# Direction:
Leave out the pictures; transcribe all else exactly.

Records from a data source
○ ○ ○ ○ ○ ○ ○

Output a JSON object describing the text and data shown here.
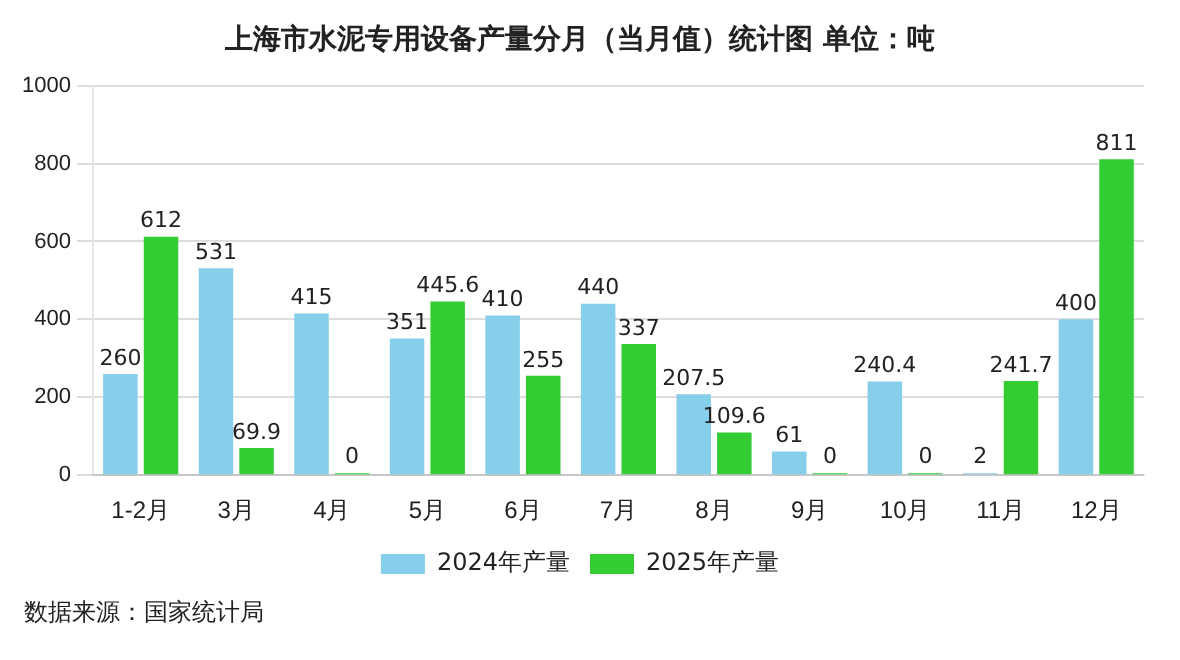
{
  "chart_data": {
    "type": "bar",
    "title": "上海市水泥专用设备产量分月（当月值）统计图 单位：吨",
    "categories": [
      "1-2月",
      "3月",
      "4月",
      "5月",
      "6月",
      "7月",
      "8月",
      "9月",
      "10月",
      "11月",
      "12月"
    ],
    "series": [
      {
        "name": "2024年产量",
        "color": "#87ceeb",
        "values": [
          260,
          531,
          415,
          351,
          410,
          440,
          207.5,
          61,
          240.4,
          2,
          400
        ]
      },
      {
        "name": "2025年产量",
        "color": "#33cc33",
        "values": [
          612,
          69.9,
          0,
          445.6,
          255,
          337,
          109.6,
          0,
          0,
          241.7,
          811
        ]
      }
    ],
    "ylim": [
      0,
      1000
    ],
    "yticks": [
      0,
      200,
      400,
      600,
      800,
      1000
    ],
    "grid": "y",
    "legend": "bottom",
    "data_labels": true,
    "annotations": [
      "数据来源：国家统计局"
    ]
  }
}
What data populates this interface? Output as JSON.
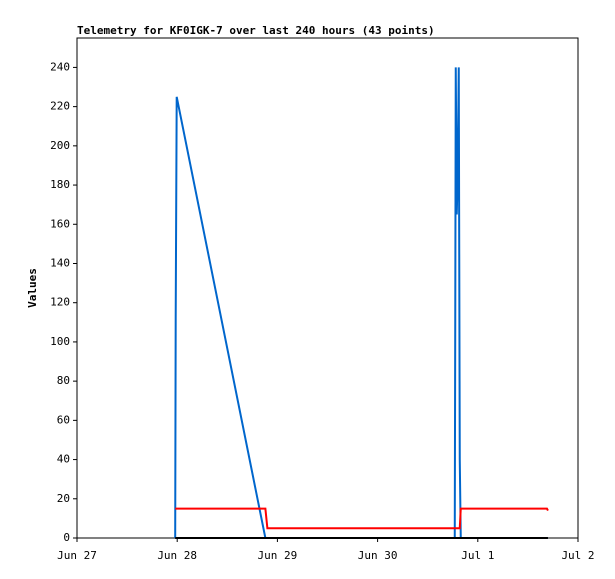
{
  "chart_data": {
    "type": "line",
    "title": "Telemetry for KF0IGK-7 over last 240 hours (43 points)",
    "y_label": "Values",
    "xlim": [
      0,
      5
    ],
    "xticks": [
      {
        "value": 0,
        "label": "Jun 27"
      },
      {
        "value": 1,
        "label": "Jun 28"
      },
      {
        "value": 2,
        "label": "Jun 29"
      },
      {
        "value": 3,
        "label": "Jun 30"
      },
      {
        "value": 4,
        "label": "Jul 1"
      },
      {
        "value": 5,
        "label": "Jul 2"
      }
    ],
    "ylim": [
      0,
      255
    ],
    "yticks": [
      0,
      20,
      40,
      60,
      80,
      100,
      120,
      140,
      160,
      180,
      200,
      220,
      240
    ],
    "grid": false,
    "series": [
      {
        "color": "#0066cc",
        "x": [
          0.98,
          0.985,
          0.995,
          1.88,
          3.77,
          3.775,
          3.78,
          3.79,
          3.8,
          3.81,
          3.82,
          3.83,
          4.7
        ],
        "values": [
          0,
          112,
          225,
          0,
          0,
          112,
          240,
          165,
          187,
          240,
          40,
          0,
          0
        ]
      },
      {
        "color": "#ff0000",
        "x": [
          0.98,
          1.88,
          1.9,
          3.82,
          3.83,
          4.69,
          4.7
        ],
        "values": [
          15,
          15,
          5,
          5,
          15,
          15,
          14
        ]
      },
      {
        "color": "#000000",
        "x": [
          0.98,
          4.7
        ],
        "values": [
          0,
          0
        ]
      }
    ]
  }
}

○ ○ ○ ○ ○ ○ ○

# The result:
Output a JSON object describing the text and data shown here.
{
  "chart_data": {
    "type": "bar",
    "title": "上海市水泥专用设备产量分月（当月值）统计图 单位：吨",
    "categories": [
      "1-2月",
      "3月",
      "4月",
      "5月",
      "6月",
      "7月",
      "8月",
      "9月",
      "10月",
      "11月",
      "12月"
    ],
    "series": [
      {
        "name": "2024年产量",
        "color": "#87ceeb",
        "values": [
          260,
          531,
          415,
          351,
          410,
          440,
          207.5,
          61,
          240.4,
          2,
          400
        ]
      },
      {
        "name": "2025年产量",
        "color": "#33cc33",
        "values": [
          612,
          69.9,
          0,
          445.6,
          255,
          337,
          109.6,
          0,
          0,
          241.7,
          811
        ]
      }
    ],
    "ylim": [
      0,
      1000
    ],
    "yticks": [
      0,
      200,
      400,
      600,
      800,
      1000
    ],
    "grid": "y",
    "legend": "bottom",
    "data_labels": true,
    "annotations": [
      "数据来源：国家统计局"
    ]
  }
}
What data populates this interface? Output as JSON.
{
  "chart_data": {
    "type": "line",
    "title": "Telemetry for KF0IGK-7 over last 240 hours (43 points)",
    "y_label": "Values",
    "xlim": [
      0,
      5
    ],
    "xticks": [
      {
        "value": 0,
        "label": "Jun 27"
      },
      {
        "value": 1,
        "label": "Jun 28"
      },
      {
        "value": 2,
        "label": "Jun 29"
      },
      {
        "value": 3,
        "label": "Jun 30"
      },
      {
        "value": 4,
        "label": "Jul 1"
      },
      {
        "value": 5,
        "label": "Jul 2"
      }
    ],
    "ylim": [
      0,
      255
    ],
    "yticks": [
      0,
      20,
      40,
      60,
      80,
      100,
      120,
      140,
      160,
      180,
      200,
      220,
      240
    ],
    "grid": false,
    "series": [
      {
        "color": "#0066cc",
        "x": [
          0.98,
          0.985,
          0.995,
          1.88,
          3.77,
          3.775,
          3.78,
          3.79,
          3.8,
          3.81,
          3.82,
          3.83,
          4.7
        ],
        "values": [
          0,
          112,
          225,
          0,
          0,
          112,
          240,
          165,
          187,
          240,
          40,
          0,
          0
        ]
      },
      {
        "color": "#ff0000",
        "x": [
          0.98,
          1.88,
          1.9,
          3.82,
          3.83,
          4.69,
          4.7
        ],
        "values": [
          15,
          15,
          5,
          5,
          15,
          15,
          14
        ]
      },
      {
        "color": "#000000",
        "x": [
          0.98,
          4.7
        ],
        "values": [
          0,
          0
        ]
      }
    ]
  }
}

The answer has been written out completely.